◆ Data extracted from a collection
□ □ □ □ □ □ □

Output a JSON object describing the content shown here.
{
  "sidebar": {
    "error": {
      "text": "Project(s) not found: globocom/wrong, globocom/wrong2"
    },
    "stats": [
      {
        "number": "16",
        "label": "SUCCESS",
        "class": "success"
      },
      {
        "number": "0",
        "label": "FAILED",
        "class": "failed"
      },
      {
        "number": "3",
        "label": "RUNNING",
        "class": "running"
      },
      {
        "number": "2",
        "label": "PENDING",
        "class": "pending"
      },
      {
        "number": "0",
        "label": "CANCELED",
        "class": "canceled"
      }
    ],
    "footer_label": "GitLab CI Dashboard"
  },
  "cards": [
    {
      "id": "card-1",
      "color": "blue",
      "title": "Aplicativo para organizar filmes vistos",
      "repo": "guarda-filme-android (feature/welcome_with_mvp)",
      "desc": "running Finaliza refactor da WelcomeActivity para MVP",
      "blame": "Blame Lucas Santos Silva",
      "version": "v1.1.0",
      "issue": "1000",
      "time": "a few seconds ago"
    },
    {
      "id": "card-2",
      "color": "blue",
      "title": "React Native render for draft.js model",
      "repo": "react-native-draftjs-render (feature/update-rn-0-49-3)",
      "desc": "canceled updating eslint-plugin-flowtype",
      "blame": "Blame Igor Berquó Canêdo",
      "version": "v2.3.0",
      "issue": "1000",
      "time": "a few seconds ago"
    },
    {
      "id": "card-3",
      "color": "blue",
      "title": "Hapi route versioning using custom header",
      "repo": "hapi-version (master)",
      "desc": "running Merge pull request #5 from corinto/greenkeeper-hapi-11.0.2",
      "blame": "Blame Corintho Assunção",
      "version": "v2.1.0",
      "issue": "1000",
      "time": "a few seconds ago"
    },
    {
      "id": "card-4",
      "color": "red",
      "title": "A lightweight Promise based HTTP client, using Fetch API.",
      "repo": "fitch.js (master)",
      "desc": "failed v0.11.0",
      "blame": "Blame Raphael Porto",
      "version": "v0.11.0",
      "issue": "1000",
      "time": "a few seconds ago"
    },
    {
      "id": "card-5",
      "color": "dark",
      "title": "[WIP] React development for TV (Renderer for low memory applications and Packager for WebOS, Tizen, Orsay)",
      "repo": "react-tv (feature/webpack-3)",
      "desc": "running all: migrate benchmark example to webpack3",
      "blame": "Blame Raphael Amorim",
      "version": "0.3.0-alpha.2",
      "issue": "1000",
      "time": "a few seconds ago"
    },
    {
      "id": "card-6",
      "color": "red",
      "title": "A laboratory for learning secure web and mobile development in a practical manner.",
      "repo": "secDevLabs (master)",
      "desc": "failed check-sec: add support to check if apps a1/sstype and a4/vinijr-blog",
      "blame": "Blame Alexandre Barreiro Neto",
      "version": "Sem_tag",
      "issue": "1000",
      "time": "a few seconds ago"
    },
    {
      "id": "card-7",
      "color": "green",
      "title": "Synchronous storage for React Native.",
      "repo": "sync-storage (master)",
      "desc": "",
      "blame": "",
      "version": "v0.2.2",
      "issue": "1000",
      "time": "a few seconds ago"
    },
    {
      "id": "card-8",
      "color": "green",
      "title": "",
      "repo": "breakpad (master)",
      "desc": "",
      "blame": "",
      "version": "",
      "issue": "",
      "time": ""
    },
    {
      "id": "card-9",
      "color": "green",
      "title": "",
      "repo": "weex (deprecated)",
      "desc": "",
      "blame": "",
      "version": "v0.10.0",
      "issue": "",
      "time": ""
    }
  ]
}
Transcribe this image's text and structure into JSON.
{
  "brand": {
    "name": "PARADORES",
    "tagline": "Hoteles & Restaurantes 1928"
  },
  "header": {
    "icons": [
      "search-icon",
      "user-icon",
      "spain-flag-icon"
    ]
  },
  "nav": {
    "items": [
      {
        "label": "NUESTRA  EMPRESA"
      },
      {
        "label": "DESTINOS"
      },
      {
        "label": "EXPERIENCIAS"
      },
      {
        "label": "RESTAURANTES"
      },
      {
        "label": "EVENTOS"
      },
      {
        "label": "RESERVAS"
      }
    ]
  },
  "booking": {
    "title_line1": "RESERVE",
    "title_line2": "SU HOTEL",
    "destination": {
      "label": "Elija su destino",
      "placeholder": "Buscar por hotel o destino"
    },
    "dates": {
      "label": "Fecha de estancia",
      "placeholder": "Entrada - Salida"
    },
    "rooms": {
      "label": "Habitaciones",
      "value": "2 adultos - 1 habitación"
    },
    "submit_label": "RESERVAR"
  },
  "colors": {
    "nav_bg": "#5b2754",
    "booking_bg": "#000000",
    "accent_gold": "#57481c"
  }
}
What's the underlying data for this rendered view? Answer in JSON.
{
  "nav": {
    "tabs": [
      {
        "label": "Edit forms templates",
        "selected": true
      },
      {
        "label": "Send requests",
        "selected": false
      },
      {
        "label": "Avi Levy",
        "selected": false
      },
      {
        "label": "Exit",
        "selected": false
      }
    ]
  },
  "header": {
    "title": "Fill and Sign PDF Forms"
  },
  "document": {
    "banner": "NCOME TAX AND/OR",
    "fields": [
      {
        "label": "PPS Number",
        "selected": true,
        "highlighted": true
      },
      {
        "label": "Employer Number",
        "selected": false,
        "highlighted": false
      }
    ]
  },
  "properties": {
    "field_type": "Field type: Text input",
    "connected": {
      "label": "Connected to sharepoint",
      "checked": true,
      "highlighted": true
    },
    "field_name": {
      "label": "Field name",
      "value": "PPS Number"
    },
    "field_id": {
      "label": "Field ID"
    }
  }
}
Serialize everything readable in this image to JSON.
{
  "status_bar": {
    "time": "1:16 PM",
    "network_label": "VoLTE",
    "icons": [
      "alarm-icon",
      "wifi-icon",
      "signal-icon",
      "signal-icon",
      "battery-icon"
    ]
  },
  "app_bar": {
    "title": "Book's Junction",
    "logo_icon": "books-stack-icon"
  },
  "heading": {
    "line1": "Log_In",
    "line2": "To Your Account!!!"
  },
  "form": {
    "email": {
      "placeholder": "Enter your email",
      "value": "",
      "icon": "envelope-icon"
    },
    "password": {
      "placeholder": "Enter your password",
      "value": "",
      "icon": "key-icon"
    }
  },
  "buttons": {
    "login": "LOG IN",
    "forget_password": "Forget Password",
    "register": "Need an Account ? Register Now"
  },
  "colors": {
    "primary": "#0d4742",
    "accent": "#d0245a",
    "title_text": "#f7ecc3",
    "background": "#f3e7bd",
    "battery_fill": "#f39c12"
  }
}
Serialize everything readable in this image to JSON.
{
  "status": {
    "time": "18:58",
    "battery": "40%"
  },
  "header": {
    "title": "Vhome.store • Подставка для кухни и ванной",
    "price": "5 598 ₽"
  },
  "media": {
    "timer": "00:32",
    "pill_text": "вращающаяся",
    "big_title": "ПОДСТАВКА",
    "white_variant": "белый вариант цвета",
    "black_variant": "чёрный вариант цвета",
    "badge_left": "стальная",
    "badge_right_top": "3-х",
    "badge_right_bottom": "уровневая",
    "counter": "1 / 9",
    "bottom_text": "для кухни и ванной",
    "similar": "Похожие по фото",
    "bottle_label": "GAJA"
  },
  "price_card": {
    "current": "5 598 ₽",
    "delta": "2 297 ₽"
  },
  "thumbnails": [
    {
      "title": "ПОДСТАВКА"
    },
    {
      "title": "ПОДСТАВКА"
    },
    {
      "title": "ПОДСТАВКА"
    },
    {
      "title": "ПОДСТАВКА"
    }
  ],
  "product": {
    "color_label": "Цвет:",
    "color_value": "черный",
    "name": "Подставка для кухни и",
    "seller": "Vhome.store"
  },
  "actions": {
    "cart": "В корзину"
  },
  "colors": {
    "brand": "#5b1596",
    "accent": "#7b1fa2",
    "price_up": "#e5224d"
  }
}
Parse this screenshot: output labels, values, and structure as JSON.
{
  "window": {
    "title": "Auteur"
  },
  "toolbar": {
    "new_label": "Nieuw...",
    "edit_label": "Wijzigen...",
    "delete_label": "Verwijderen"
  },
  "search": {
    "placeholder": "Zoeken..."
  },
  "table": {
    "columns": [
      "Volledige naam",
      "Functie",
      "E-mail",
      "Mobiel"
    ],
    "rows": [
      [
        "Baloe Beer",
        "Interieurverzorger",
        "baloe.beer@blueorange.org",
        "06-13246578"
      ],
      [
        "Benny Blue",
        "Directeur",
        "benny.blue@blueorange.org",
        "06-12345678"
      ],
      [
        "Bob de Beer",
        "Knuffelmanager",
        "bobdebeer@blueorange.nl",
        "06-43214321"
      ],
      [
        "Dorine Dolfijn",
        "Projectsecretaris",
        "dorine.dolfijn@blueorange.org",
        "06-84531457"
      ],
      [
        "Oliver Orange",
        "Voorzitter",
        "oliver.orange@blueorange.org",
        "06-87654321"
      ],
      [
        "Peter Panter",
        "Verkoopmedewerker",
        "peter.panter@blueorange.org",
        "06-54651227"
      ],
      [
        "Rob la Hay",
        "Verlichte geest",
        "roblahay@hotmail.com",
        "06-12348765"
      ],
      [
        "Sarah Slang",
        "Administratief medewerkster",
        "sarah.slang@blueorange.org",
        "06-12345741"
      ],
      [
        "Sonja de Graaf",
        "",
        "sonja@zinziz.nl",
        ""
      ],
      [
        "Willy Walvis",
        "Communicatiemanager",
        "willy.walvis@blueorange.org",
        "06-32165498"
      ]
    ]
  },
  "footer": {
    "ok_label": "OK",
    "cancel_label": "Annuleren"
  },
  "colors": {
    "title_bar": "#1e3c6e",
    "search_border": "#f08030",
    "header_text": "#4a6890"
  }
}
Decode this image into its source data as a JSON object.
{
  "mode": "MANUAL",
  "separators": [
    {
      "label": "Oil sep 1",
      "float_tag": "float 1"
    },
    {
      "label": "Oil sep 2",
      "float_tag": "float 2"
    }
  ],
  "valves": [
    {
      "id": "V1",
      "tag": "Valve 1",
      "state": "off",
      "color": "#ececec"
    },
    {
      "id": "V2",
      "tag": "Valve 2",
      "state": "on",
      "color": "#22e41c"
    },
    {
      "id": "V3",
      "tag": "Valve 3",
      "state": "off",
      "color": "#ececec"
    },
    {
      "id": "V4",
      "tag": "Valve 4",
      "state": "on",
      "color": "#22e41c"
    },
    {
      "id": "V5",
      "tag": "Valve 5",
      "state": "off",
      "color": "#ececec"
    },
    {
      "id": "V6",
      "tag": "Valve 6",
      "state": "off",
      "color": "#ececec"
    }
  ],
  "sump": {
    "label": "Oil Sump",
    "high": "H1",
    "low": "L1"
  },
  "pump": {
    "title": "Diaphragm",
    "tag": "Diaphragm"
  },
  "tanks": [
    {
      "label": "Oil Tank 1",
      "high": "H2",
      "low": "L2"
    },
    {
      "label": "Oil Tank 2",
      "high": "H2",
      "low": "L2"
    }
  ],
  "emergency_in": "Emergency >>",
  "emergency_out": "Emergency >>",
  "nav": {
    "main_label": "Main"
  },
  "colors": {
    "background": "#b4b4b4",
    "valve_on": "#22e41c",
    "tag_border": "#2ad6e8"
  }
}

□ □ □ □ □ □ □

◆ EXERCISE TASK
Make a list of all lines in the data that contain "development".

◆ COMPLETED TASK
      "title": "[WIP] React development for TV (Renderer for low memory applications and Packager for WebOS, Tizen, Orsay)",
      "title": "A laboratory for learning secure web and mobile development in a practical manner.",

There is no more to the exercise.